**Directions:** Give back the records below exactly, every one, with no pictures.

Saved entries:

════════════════

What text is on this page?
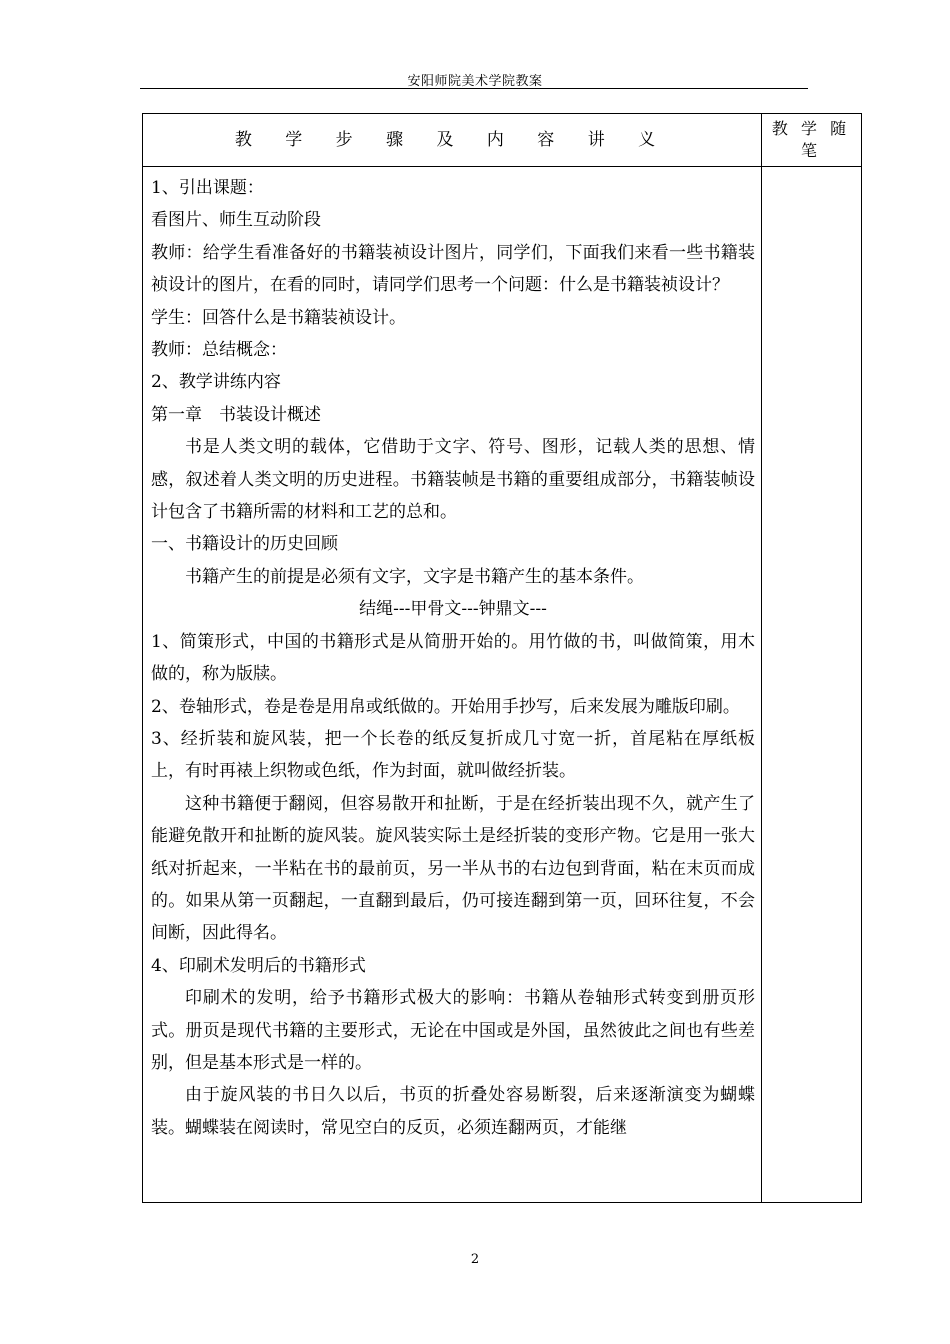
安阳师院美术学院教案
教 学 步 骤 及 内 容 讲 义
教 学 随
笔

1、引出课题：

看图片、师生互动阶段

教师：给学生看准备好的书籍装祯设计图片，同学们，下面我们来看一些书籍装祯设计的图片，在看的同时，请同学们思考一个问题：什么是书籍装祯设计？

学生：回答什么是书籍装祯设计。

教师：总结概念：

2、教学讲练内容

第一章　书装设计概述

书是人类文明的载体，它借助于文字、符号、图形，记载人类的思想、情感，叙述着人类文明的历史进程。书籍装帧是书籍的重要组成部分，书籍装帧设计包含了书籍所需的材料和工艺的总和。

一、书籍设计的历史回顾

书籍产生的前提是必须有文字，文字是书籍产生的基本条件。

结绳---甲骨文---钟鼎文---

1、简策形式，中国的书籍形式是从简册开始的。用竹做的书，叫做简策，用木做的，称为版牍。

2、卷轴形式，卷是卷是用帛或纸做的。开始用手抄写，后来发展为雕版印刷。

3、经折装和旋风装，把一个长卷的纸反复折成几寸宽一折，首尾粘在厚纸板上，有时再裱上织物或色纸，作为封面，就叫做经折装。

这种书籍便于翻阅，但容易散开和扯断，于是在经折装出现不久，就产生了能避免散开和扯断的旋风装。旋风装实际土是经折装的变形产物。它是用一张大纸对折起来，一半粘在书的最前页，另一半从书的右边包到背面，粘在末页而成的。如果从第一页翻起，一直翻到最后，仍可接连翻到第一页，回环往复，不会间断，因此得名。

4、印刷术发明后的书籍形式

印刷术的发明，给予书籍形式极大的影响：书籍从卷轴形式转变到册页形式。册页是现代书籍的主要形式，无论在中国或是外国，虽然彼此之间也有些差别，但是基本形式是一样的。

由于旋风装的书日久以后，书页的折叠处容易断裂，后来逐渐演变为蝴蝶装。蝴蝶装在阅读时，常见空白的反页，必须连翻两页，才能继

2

════════════════

**Exercise response:**
What text is on this page?
安阳师院美术学院教案
教 学 步 骤 及 内 容 讲 义
教 学 随
笔

1、引出课题：

看图片、师生互动阶段

教师：给学生看准备好的书籍装祯设计图片，同学们，下面我们来看一些书籍装祯设计的图片，在看的同时，请同学们思考一个问题：什么是书籍装祯设计？

学生：回答什么是书籍装祯设计。

教师：总结概念：

2、教学讲练内容

第一章　书装设计概述

书是人类文明的载体，它借助于文字、符号、图形，记载人类的思想、情感，叙述着人类文明的历史进程。书籍装帧是书籍的重要组成部分，书籍装帧设计包含了书籍所需的材料和工艺的总和。

一、书籍设计的历史回顾

书籍产生的前提是必须有文字，文字是书籍产生的基本条件。

结绳---甲骨文---钟鼎文---

1、简策形式，中国的书籍形式是从简册开始的。用竹做的书，叫做简策，用木做的，称为版牍。

2、卷轴形式，卷是卷是用帛或纸做的。开始用手抄写，后来发展为雕版印刷。

3、经折装和旋风装，把一个长卷的纸反复折成几寸宽一折，首尾粘在厚纸板上，有时再裱上织物或色纸，作为封面，就叫做经折装。

这种书籍便于翻阅，但容易散开和扯断，于是在经折装出现不久，就产生了能避免散开和扯断的旋风装。旋风装实际土是经折装的变形产物。它是用一张大纸对折起来，一半粘在书的最前页，另一半从书的右边包到背面，粘在末页而成的。如果从第一页翻起，一直翻到最后，仍可接连翻到第一页，回环往复，不会间断，因此得名。

4、印刷术发明后的书籍形式

印刷术的发明，给予书籍形式极大的影响：书籍从卷轴形式转变到册页形式。册页是现代书籍的主要形式，无论在中国或是外国，虽然彼此之间也有些差别，但是基本形式是一样的。

由于旋风装的书日久以后，书页的折叠处容易断裂，后来逐渐演变为蝴蝶装。蝴蝶装在阅读时，常见空白的反页，必须连翻两页，才能继

2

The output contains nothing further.